* **Requirement**
The data below should be printed in full, exactly, and without any of its images.
* start *
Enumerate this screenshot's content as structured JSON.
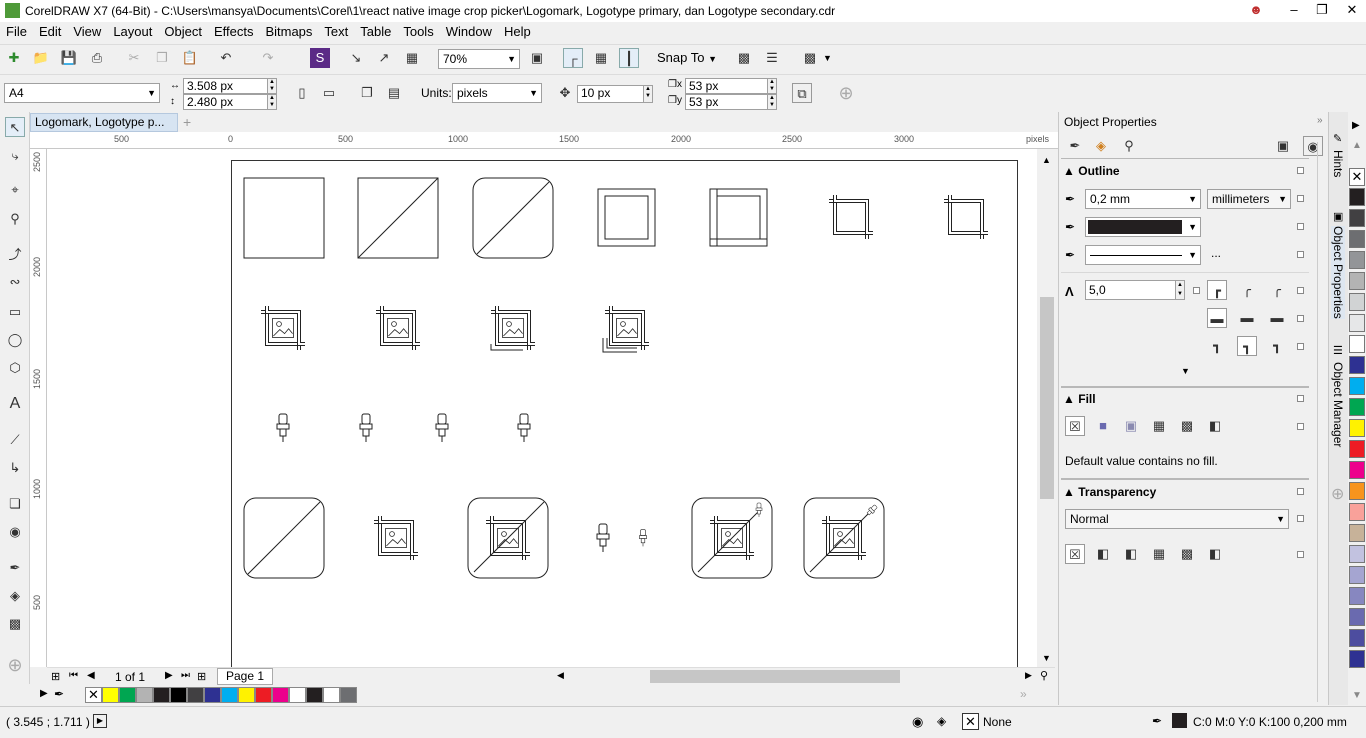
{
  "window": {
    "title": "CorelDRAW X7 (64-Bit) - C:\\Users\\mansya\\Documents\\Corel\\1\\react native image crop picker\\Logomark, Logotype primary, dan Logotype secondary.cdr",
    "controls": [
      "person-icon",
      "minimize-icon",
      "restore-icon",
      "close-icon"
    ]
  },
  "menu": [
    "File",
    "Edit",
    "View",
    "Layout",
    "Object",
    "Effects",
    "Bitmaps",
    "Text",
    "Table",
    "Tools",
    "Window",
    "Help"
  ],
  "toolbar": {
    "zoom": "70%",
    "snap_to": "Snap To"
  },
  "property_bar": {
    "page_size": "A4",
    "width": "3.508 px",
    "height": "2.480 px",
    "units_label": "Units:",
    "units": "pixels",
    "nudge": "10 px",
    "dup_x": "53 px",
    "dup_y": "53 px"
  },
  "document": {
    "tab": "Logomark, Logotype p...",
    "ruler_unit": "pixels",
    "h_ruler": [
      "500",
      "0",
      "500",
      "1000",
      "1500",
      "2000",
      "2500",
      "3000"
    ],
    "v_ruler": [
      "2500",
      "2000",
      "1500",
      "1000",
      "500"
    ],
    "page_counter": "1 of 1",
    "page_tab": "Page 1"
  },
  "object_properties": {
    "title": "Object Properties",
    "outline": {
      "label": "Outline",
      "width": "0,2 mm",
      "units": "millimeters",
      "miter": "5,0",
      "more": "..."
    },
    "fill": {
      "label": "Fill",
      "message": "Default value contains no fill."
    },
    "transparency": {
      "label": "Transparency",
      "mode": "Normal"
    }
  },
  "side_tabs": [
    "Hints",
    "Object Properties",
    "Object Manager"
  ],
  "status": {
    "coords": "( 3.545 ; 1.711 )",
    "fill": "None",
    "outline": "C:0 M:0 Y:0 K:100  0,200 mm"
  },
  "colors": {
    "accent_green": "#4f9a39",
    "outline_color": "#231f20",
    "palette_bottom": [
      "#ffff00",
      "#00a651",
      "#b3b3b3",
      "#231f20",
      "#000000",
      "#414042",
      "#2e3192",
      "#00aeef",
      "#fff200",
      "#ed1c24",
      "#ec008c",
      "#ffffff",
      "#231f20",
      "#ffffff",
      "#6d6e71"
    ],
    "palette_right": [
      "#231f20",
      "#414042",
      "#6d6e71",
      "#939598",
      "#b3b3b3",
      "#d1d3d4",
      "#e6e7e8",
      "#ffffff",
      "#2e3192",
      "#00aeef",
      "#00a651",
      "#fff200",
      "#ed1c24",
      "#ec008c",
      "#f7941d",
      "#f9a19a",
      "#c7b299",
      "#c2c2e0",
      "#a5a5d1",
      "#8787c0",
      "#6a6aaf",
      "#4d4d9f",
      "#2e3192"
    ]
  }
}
* end *
* **Complete output**
Enumerate this screenshot's content as structured JSON.
{
  "window": {
    "title": "CorelDRAW X7 (64-Bit) - C:\\Users\\mansya\\Documents\\Corel\\1\\react native image crop picker\\Logomark, Logotype primary, dan Logotype secondary.cdr",
    "controls": [
      "person-icon",
      "minimize-icon",
      "restore-icon",
      "close-icon"
    ]
  },
  "menu": [
    "File",
    "Edit",
    "View",
    "Layout",
    "Object",
    "Effects",
    "Bitmaps",
    "Text",
    "Table",
    "Tools",
    "Window",
    "Help"
  ],
  "toolbar": {
    "zoom": "70%",
    "snap_to": "Snap To"
  },
  "property_bar": {
    "page_size": "A4",
    "width": "3.508 px",
    "height": "2.480 px",
    "units_label": "Units:",
    "units": "pixels",
    "nudge": "10 px",
    "dup_x": "53 px",
    "dup_y": "53 px"
  },
  "document": {
    "tab": "Logomark, Logotype p...",
    "ruler_unit": "pixels",
    "h_ruler": [
      "500",
      "0",
      "500",
      "1000",
      "1500",
      "2000",
      "2500",
      "3000"
    ],
    "v_ruler": [
      "2500",
      "2000",
      "1500",
      "1000",
      "500"
    ],
    "page_counter": "1 of 1",
    "page_tab": "Page 1"
  },
  "object_properties": {
    "title": "Object Properties",
    "outline": {
      "label": "Outline",
      "width": "0,2 mm",
      "units": "millimeters",
      "miter": "5,0",
      "more": "..."
    },
    "fill": {
      "label": "Fill",
      "message": "Default value contains no fill."
    },
    "transparency": {
      "label": "Transparency",
      "mode": "Normal"
    }
  },
  "side_tabs": [
    "Hints",
    "Object Properties",
    "Object Manager"
  ],
  "status": {
    "coords": "( 3.545 ; 1.711 )",
    "fill": "None",
    "outline": "C:0 M:0 Y:0 K:100  0,200 mm"
  },
  "colors": {
    "accent_green": "#4f9a39",
    "outline_color": "#231f20",
    "palette_bottom": [
      "#ffff00",
      "#00a651",
      "#b3b3b3",
      "#231f20",
      "#000000",
      "#414042",
      "#2e3192",
      "#00aeef",
      "#fff200",
      "#ed1c24",
      "#ec008c",
      "#ffffff",
      "#231f20",
      "#ffffff",
      "#6d6e71"
    ],
    "palette_right": [
      "#231f20",
      "#414042",
      "#6d6e71",
      "#939598",
      "#b3b3b3",
      "#d1d3d4",
      "#e6e7e8",
      "#ffffff",
      "#2e3192",
      "#00aeef",
      "#00a651",
      "#fff200",
      "#ed1c24",
      "#ec008c",
      "#f7941d",
      "#f9a19a",
      "#c7b299",
      "#c2c2e0",
      "#a5a5d1",
      "#8787c0",
      "#6a6aaf",
      "#4d4d9f",
      "#2e3192"
    ]
  }
}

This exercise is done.